• **WHAT YOU SHOULD DO**
List every line in this data where the string "that" occurs.

• **DATA RECORDS**

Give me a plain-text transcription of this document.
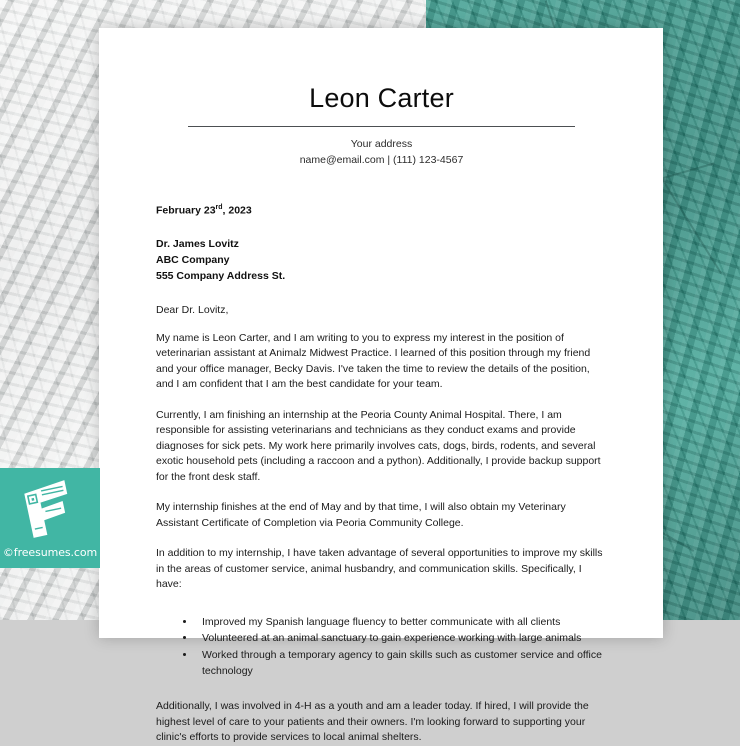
Leon Carter
Your address
name@email.com | (111) 123-4567
February 23rd, 2023
Dr. James Lovitz
ABC Company
555 Company Address St.
Dear Dr. Lovitz,

My name is Leon Carter, and I am writing to you to express my interest in the position of veterinarian assistant at Animalz Midwest Practice. I learned of this position through my friend and your office manager, Becky Davis. I've taken the time to review the details of the position, and I am confident that I am the best candidate for your team.

Currently, I am finishing an internship at the Peoria County Animal Hospital. There, I am responsible for assisting veterinarians and technicians as they conduct exams and provide diagnoses for sick pets. My work here primarily involves cats, dogs, birds, rodents, and several exotic household pets (including a raccoon and a python). Additionally, I provide backup support for the front desk staff.

My internship finishes at the end of May and by that time, I will also obtain my Veterinary Assistant Certificate of Completion via Peoria Community College.

In addition to my internship, I have taken advantage of several opportunities to improve my skills in the areas of customer service, animal husbandry, and communication skills. Specifically, I have:

• Improved my Spanish language fluency to better communicate with all clients
• Volunteered at an animal sanctuary to gain experience working with large animals
• Worked through a temporary agency to gain skills such as customer service and office technology

Additionally, I was involved in 4-H as a youth and am a leader today. If hired, I will provide the highest level of care to your patients and their owners. I'm looking forward to supporting your clinic's efforts to provide services to local animal shelters.

©freesumes.com
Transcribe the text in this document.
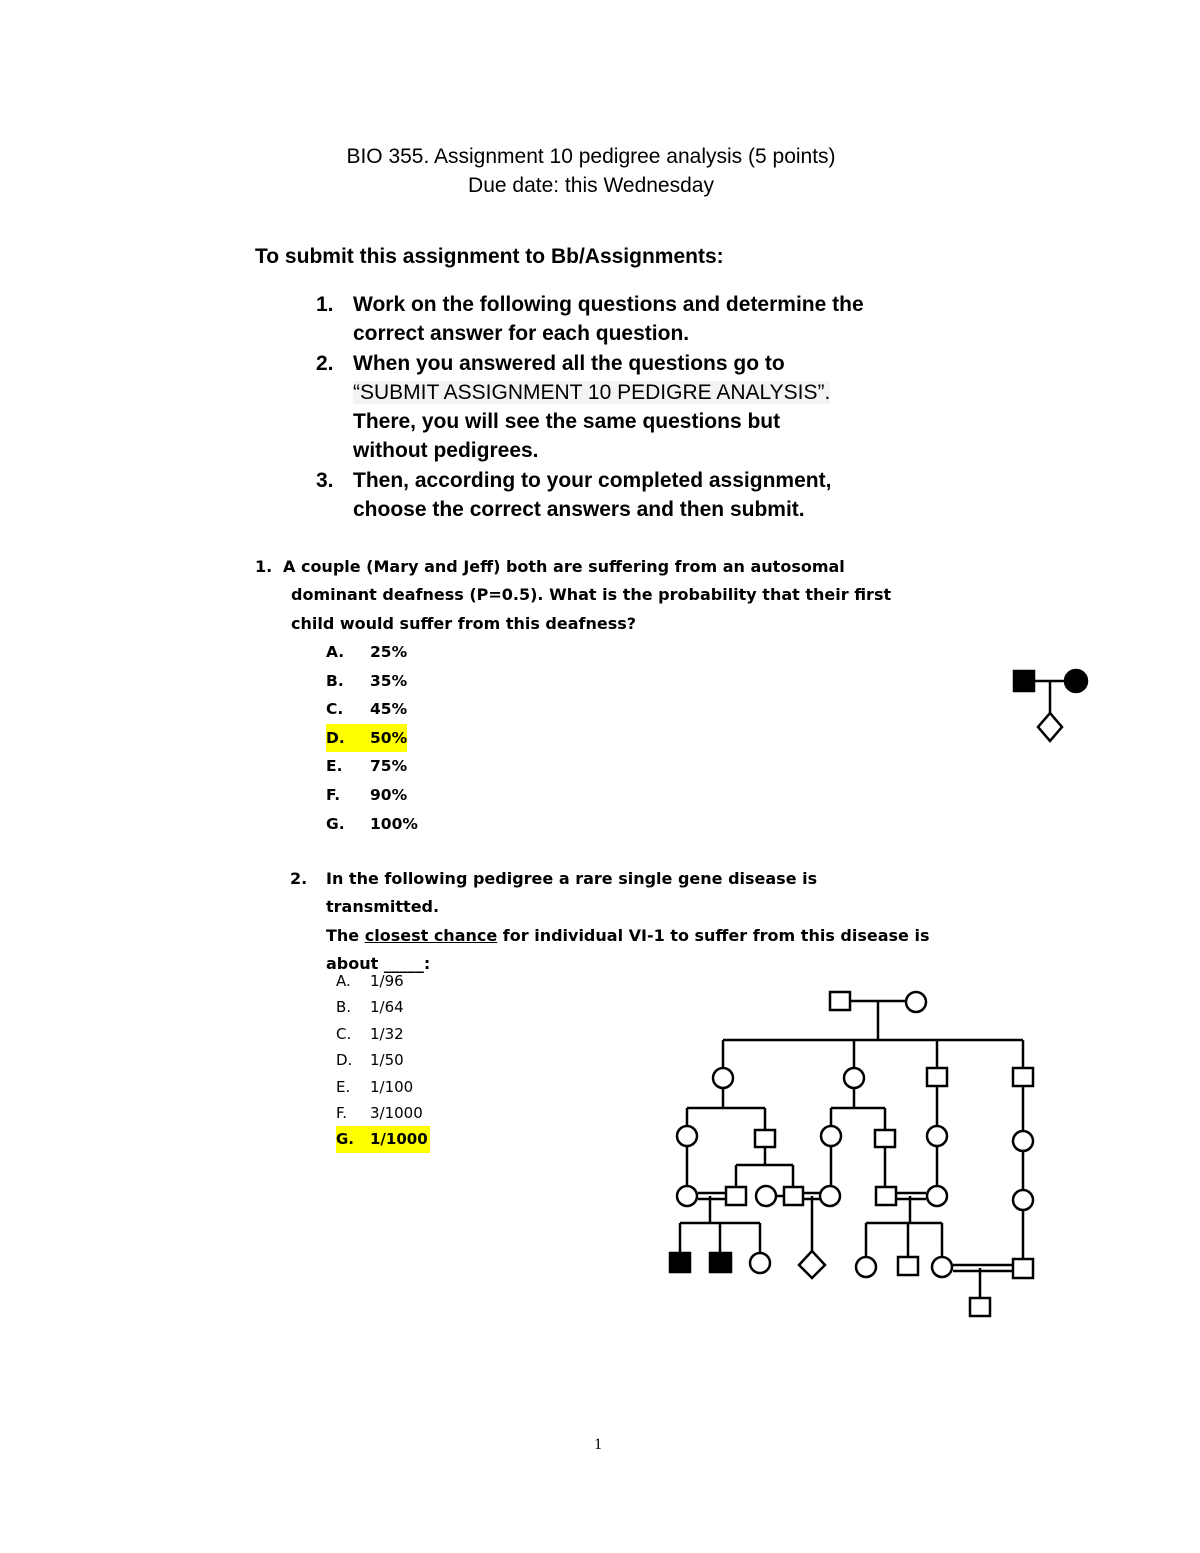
BIO 355. Assignment 10 pedigree analysis (5 points)
Due date: this Wednesday
To submit this assignment to Bb/Assignments:
1. Work on the following questions and determine the correct answer for each question.
2. When you answered all the questions go to
“SUBMIT ASSIGNMENT 10 PEDIGRE ANALYSIS”.
There, you will see the same questions but without pedigrees.
3. Then, according to your completed assignment, choose the correct answers and then submit.
1. A couple (Mary and Jeff) both are suffering from an autosomal
dominant deafness (P=0.5). What is the probability that their first
child would suffer from this deafness?
A.	25%
B.	35%
C.	45%
D.	50%
E.	75%
F.	90%
G.	100%
2.	In the following pedigree a rare single gene disease is transmitted.
The closest chance for individual VI-1 to suffer from this disease is
about _____:
A.	1/96
B.	1/64
C.	1/32
D.	1/50
E.	1/100
F.	3/1000
G.	1/1000
1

• **SOLUTION**
My name is Leon Carter, and I am writing to you to express my interest in the position of veterinarian assistant at Animalz Midwest Practice. I learned of this position through my friend and your office manager, Becky Davis. I've taken the time to review the details of the position, and I am confident that I am the best candidate for your team.
My internship finishes at the end of May and by that time, I will also obtain my Veterinary Assistant Certificate of Completion via Peoria Community College.
dominant deafness (P=0.5). What is the probability that their first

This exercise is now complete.